Direction: Reproduce all of the material exactly as shown.

Exercise material:
>> BEGIN
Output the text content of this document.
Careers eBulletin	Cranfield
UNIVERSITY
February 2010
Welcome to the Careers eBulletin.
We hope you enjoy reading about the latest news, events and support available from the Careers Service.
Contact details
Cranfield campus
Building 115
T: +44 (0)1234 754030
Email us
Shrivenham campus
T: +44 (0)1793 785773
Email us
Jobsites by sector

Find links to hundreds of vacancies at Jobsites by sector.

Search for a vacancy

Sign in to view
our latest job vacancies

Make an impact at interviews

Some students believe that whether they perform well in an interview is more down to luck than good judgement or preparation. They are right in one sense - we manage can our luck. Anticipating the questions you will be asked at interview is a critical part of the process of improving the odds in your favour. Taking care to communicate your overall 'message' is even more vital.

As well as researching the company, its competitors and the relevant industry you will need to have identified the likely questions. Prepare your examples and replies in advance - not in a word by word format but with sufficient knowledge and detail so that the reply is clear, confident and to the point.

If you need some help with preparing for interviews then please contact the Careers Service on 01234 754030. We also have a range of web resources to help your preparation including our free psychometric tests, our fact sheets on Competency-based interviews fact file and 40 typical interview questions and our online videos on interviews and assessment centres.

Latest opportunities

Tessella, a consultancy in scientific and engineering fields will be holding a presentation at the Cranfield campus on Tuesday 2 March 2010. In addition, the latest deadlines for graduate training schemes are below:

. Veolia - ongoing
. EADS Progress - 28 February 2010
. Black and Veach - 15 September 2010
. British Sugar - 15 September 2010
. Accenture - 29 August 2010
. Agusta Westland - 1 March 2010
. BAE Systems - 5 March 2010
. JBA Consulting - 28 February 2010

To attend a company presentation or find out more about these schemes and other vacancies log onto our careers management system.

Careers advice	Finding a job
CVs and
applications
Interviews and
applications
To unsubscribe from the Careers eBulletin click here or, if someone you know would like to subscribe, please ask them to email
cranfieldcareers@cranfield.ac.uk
>> END
Correct output:
Output the text content of this document.
Careers eBulletin	Cranfield
UNIVERSITY
February 2010
Welcome to the Careers eBulletin.
We hope you enjoy reading about the latest news, events and support available from the Careers Service.
Contact details
Cranfield campus
Building 115
T: +44 (0)1234 754030
Email us
Shrivenham campus
T: +44 (0)1793 785773
Email us
Jobsites by sector

Find links to hundreds of vacancies at Jobsites by sector.

Search for a vacancy

Sign in to view
our latest job vacancies

Make an impact at interviews

Some students believe that whether they perform well in an interview is more down to luck than good judgement or preparation. They are right in one sense - we manage can our luck. Anticipating the questions you will be asked at interview is a critical part of the process of improving the odds in your favour. Taking care to communicate your overall 'message' is even more vital.

As well as researching the company, its competitors and the relevant industry you will need to have identified the likely questions. Prepare your examples and replies in advance - not in a word by word format but with sufficient knowledge and detail so that the reply is clear, confident and to the point.

If you need some help with preparing for interviews then please contact the Careers Service on 01234 754030. We also have a range of web resources to help your preparation including our free psychometric tests, our fact sheets on Competency-based interviews fact file and 40 typical interview questions and our online videos on interviews and assessment centres.

Latest opportunities

Tessella, a consultancy in scientific and engineering fields will be holding a presentation at the Cranfield campus on Tuesday 2 March 2010. In addition, the latest deadlines for graduate training schemes are below:

. Veolia - ongoing
. EADS Progress - 28 February 2010
. Black and Veach - 15 September 2010
. British Sugar - 15 September 2010
. Accenture - 29 August 2010
. Agusta Westland - 1 March 2010
. BAE Systems - 5 March 2010
. JBA Consulting - 28 February 2010

To attend a company presentation or find out more about these schemes and other vacancies log onto our careers management system.

Careers advice	Finding a job
CVs and
applications
Interviews and
applications
To unsubscribe from the Careers eBulletin click here or, if someone you know would like to subscribe, please ask them to email
cranfieldcareers@cranfield.ac.uk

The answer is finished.